## start Data to process
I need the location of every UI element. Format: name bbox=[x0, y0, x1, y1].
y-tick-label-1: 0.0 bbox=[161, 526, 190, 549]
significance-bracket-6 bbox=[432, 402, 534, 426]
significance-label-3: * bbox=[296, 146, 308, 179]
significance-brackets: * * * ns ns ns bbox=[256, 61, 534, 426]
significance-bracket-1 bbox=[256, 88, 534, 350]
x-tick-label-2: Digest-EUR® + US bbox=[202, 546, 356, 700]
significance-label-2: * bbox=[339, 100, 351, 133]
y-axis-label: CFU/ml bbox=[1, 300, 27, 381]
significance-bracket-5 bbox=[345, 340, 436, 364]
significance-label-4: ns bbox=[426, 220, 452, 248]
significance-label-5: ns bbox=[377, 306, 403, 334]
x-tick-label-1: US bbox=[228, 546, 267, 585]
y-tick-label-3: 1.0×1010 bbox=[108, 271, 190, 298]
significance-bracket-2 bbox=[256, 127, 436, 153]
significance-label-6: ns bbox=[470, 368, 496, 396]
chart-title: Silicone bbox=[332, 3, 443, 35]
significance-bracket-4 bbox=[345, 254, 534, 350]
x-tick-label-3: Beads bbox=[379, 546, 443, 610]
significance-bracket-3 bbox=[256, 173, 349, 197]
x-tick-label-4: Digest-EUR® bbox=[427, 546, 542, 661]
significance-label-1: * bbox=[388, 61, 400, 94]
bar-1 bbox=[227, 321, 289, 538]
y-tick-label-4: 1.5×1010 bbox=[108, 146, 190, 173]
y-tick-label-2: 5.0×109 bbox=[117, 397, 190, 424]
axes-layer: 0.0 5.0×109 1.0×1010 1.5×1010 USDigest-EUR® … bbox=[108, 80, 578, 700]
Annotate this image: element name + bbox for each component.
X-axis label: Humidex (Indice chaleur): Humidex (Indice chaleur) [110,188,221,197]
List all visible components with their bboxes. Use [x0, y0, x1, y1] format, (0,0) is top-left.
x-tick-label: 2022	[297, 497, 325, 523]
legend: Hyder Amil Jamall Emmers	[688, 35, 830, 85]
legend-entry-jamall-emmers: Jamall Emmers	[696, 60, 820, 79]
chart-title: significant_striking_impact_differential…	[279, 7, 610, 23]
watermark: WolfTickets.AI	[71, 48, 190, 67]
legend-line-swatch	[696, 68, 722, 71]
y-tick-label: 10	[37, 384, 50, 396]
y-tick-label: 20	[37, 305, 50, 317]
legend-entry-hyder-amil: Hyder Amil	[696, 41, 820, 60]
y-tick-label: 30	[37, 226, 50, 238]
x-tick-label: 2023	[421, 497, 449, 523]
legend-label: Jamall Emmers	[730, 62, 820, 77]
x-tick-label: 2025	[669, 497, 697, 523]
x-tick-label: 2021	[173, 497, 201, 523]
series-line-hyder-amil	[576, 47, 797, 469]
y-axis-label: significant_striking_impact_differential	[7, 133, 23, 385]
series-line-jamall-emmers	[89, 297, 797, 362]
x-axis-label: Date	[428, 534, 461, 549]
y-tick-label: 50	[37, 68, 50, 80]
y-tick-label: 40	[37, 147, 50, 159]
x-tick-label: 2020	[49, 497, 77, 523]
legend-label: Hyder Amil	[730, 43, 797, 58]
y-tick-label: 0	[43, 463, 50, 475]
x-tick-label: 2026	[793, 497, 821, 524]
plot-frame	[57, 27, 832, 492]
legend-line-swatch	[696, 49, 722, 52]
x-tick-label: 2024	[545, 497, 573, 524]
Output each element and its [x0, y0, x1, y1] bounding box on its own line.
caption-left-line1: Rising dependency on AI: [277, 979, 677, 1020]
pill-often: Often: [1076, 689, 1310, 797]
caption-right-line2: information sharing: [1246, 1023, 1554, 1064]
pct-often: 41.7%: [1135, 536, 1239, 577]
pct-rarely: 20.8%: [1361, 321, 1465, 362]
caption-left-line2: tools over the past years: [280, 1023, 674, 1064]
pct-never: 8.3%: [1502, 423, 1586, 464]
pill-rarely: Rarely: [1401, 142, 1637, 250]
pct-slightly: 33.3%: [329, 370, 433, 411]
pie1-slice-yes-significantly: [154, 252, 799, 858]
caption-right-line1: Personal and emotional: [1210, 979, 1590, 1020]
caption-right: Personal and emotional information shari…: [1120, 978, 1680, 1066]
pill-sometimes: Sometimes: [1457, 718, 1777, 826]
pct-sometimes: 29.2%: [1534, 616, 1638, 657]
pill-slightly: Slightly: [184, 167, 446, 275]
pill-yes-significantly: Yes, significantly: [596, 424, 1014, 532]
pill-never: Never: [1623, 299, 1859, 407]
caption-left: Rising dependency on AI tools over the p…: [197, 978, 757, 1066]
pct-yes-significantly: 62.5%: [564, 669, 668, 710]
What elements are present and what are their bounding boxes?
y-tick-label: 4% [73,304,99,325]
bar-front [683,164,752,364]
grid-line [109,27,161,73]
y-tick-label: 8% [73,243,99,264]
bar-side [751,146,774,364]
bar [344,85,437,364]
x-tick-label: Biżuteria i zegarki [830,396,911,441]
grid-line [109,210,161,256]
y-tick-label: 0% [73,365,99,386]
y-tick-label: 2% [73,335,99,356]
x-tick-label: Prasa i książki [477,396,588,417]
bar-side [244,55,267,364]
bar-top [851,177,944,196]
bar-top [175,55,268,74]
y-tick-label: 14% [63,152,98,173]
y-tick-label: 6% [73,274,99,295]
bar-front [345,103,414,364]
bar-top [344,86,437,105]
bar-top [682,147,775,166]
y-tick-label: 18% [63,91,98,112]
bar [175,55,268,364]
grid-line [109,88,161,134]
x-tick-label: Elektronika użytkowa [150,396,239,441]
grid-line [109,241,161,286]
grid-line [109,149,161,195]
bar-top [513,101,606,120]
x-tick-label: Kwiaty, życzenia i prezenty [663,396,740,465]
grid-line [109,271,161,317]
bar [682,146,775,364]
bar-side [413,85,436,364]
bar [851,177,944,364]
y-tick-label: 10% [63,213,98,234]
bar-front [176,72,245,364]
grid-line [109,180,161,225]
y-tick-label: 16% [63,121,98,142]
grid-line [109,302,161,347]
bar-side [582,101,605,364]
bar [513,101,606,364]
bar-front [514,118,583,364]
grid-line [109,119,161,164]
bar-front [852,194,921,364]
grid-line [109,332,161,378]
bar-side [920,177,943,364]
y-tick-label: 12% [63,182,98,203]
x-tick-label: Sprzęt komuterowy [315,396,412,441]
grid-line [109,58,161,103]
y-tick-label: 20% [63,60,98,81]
## end Data to process
== Given request ==
Duplicate every entry above line for line, with no changes to any character.

== Final result ==
I need the location of every UI element. Format: name bbox=[x0, y0, x1, y1].
y-tick-label-1: 0.0 bbox=[161, 526, 190, 549]
significance-bracket-6 bbox=[432, 402, 534, 426]
significance-label-3: * bbox=[296, 146, 308, 179]
significance-brackets: * * * ns ns ns bbox=[256, 61, 534, 426]
significance-bracket-1 bbox=[256, 88, 534, 350]
x-tick-label-2: Digest-EUR® + US bbox=[202, 546, 356, 700]
significance-label-2: * bbox=[339, 100, 351, 133]
y-axis-label: CFU/ml bbox=[1, 300, 27, 381]
significance-bracket-5 bbox=[345, 340, 436, 364]
significance-label-4: ns bbox=[426, 220, 452, 248]
significance-label-5: ns bbox=[377, 306, 403, 334]
x-tick-label-1: US bbox=[228, 546, 267, 585]
y-tick-label-3: 1.0×1010 bbox=[108, 271, 190, 298]
significance-bracket-2 bbox=[256, 127, 436, 153]
significance-label-6: ns bbox=[470, 368, 496, 396]
chart-title: Silicone bbox=[332, 3, 443, 35]
significance-bracket-4 bbox=[345, 254, 534, 350]
x-tick-label-3: Beads bbox=[379, 546, 443, 610]
significance-bracket-3 bbox=[256, 173, 349, 197]
x-tick-label-4: Digest-EUR® bbox=[427, 546, 542, 661]
significance-label-1: * bbox=[388, 61, 400, 94]
bar-1 bbox=[227, 321, 289, 538]
y-tick-label-4: 1.5×1010 bbox=[108, 146, 190, 173]
y-tick-label-2: 5.0×109 bbox=[117, 397, 190, 424]
axes-layer: 0.0 5.0×109 1.0×1010 1.5×1010 USDigest-EUR® … bbox=[108, 80, 578, 700]
Annotate this image: element name + bbox for each component.
X-axis label: Humidex (Indice chaleur): Humidex (Indice chaleur) [110,188,221,197]
List all visible components with their bboxes. Use [x0, y0, x1, y1] format, (0,0) is top-left.
x-tick-label: 2022	[297, 497, 325, 523]
legend: Hyder Amil Jamall Emmers	[688, 35, 830, 85]
legend-entry-jamall-emmers: Jamall Emmers	[696, 60, 820, 79]
chart-title: significant_striking_impact_differential…	[279, 7, 610, 23]
watermark: WolfTickets.AI	[71, 48, 190, 67]
legend-line-swatch	[696, 68, 722, 71]
y-tick-label: 10	[37, 384, 50, 396]
y-tick-label: 20	[37, 305, 50, 317]
legend-entry-hyder-amil: Hyder Amil	[696, 41, 820, 60]
y-tick-label: 30	[37, 226, 50, 238]
x-tick-label: 2023	[421, 497, 449, 523]
legend-label: Jamall Emmers	[730, 62, 820, 77]
x-tick-label: 2025	[669, 497, 697, 523]
x-tick-label: 2021	[173, 497, 201, 523]
series-line-hyder-amil	[576, 47, 797, 469]
y-axis-label: significant_striking_impact_differential	[7, 133, 23, 385]
series-line-jamall-emmers	[89, 297, 797, 362]
x-axis-label: Date	[428, 534, 461, 549]
y-tick-label: 50	[37, 68, 50, 80]
y-tick-label: 40	[37, 147, 50, 159]
x-tick-label: 2020	[49, 497, 77, 523]
legend-label: Hyder Amil	[730, 43, 797, 58]
y-tick-label: 0	[43, 463, 50, 475]
x-tick-label: 2026	[793, 497, 821, 524]
plot-frame	[57, 27, 832, 492]
legend-line-swatch	[696, 49, 722, 52]
x-tick-label: 2024	[545, 497, 573, 524]
Output each element and its [x0, y0, x1, y1] bounding box on its own line.
caption-left-line1: Rising dependency on AI: [277, 979, 677, 1020]
pill-often: Often: [1076, 689, 1310, 797]
caption-right-line2: information sharing: [1246, 1023, 1554, 1064]
pct-often: 41.7%: [1135, 536, 1239, 577]
pct-rarely: 20.8%: [1361, 321, 1465, 362]
caption-left-line2: tools over the past years: [280, 1023, 674, 1064]
pct-never: 8.3%: [1502, 423, 1586, 464]
pill-rarely: Rarely: [1401, 142, 1637, 250]
pct-slightly: 33.3%: [329, 370, 433, 411]
pie1-slice-yes-significantly: [154, 252, 799, 858]
caption-right-line1: Personal and emotional: [1210, 979, 1590, 1020]
caption-right: Personal and emotional information shari…: [1120, 978, 1680, 1066]
pill-sometimes: Sometimes: [1457, 718, 1777, 826]
pct-sometimes: 29.2%: [1534, 616, 1638, 657]
pill-slightly: Slightly: [184, 167, 446, 275]
pill-yes-significantly: Yes, significantly: [596, 424, 1014, 532]
pill-never: Never: [1623, 299, 1859, 407]
caption-left: Rising dependency on AI tools over the p…: [197, 978, 757, 1066]
pct-yes-significantly: 62.5%: [564, 669, 668, 710]
What elements are present and what are their bounding boxes?
y-tick-label: 4% [73,304,99,325]
bar-front [683,164,752,364]
grid-line [109,27,161,73]
y-tick-label: 8% [73,243,99,264]
bar-side [751,146,774,364]
bar [344,85,437,364]
x-tick-label: Biżuteria i zegarki [830,396,911,441]
grid-line [109,210,161,256]
y-tick-label: 0% [73,365,99,386]
y-tick-label: 2% [73,335,99,356]
x-tick-label: Prasa i książki [477,396,588,417]
bar-side [244,55,267,364]
bar-top [851,177,944,196]
bar-top [175,55,268,74]
y-tick-label: 14% [63,152,98,173]
y-tick-label: 6% [73,274,99,295]
bar-front [345,103,414,364]
bar-top [344,86,437,105]
bar-top [682,147,775,166]
y-tick-label: 18% [63,91,98,112]
bar [175,55,268,364]
grid-line [109,88,161,134]
x-tick-label: Elektronika użytkowa [150,396,239,441]
grid-line [109,241,161,286]
grid-line [109,149,161,195]
bar-top [513,101,606,120]
x-tick-label: Kwiaty, życzenia i prezenty [663,396,740,465]
grid-line [109,271,161,317]
bar [682,146,775,364]
bar-side [413,85,436,364]
bar [851,177,944,364]
y-tick-label: 10% [63,213,98,234]
bar-front [176,72,245,364]
grid-line [109,180,161,225]
y-tick-label: 16% [63,121,98,142]
grid-line [109,302,161,347]
bar-side [582,101,605,364]
bar [513,101,606,364]
bar-front [514,118,583,364]
grid-line [109,119,161,164]
bar-front [852,194,921,364]
grid-line [109,332,161,378]
bar-side [920,177,943,364]
y-tick-label: 12% [63,182,98,203]
x-tick-label: Sprzęt komuterowy [315,396,412,441]
grid-line [109,58,161,103]
y-tick-label: 20% [63,60,98,81]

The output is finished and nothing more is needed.